## Problem to solve:
Find the lines below that contain the string "Октябрьская". Copy each one.

## Raw data:
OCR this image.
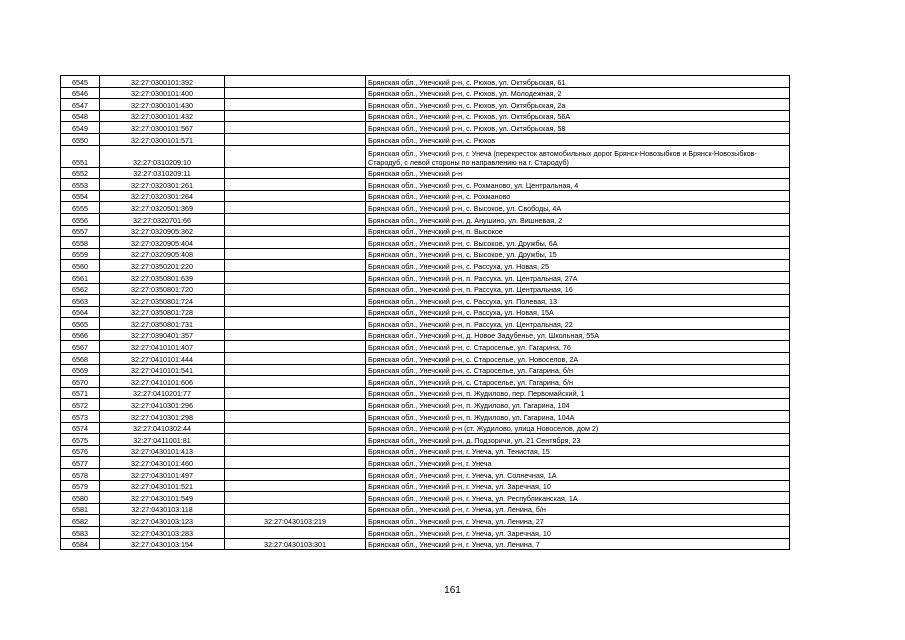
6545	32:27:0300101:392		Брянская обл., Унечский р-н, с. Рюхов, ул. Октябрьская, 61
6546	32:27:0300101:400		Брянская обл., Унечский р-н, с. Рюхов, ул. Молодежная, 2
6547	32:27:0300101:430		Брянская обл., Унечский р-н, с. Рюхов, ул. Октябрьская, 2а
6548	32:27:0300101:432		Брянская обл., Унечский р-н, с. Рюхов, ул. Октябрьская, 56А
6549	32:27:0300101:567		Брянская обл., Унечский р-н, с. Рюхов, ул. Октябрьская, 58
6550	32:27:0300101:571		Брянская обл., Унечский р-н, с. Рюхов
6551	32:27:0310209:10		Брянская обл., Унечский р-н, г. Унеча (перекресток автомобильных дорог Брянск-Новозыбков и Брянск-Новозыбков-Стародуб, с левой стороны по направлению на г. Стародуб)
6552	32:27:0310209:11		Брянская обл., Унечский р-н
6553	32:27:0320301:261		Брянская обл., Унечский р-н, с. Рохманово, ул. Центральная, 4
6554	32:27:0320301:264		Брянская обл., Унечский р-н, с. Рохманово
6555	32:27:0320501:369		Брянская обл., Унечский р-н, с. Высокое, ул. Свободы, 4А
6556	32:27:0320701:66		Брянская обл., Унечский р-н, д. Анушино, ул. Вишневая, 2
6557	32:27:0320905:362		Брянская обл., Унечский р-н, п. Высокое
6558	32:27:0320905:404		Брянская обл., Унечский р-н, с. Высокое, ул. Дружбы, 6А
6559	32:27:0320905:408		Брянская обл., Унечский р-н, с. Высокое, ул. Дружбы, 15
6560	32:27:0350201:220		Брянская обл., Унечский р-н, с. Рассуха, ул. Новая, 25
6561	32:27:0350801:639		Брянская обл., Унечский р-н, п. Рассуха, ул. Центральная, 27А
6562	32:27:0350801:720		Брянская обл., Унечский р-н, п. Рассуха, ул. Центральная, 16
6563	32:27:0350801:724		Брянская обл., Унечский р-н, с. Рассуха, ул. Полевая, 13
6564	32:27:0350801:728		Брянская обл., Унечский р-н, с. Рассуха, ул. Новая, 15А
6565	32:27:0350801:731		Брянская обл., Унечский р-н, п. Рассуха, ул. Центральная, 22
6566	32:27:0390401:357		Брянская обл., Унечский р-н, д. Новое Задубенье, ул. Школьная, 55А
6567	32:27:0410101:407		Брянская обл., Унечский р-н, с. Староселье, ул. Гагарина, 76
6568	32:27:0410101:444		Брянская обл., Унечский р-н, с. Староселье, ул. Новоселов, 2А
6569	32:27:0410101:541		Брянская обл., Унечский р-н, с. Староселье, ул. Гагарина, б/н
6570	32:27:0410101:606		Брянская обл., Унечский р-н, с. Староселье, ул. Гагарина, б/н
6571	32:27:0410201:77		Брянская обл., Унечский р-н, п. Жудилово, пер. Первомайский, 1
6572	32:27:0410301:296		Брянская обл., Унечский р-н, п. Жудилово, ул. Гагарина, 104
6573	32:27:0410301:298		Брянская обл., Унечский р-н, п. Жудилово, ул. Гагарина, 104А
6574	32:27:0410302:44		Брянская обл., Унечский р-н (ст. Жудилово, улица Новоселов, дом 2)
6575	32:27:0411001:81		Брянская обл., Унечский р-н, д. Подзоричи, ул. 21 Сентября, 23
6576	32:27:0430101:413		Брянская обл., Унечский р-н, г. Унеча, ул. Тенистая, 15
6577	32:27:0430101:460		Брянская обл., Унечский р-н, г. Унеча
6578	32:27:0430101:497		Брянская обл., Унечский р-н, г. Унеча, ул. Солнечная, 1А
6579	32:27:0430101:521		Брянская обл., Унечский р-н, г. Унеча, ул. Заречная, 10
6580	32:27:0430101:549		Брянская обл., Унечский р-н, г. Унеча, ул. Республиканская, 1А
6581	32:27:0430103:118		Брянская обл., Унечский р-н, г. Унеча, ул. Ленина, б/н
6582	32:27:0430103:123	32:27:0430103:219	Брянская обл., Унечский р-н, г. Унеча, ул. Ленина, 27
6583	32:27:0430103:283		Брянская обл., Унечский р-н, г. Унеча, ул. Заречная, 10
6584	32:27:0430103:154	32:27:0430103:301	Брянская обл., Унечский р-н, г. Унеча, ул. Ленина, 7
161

## Expected answer:
6545	32:27:0300101:392		Брянская обл., Унечский р-н, с. Рюхов, ул. Октябрьская, 61
6547	32:27:0300101:430		Брянская обл., Унечский р-н, с. Рюхов, ул. Октябрьская, 2а
6548	32:27:0300101:432		Брянская обл., Унечский р-н, с. Рюхов, ул. Октябрьская, 56А
6549	32:27:0300101:567		Брянская обл., Унечский р-н, с. Рюхов, ул. Октябрьская, 58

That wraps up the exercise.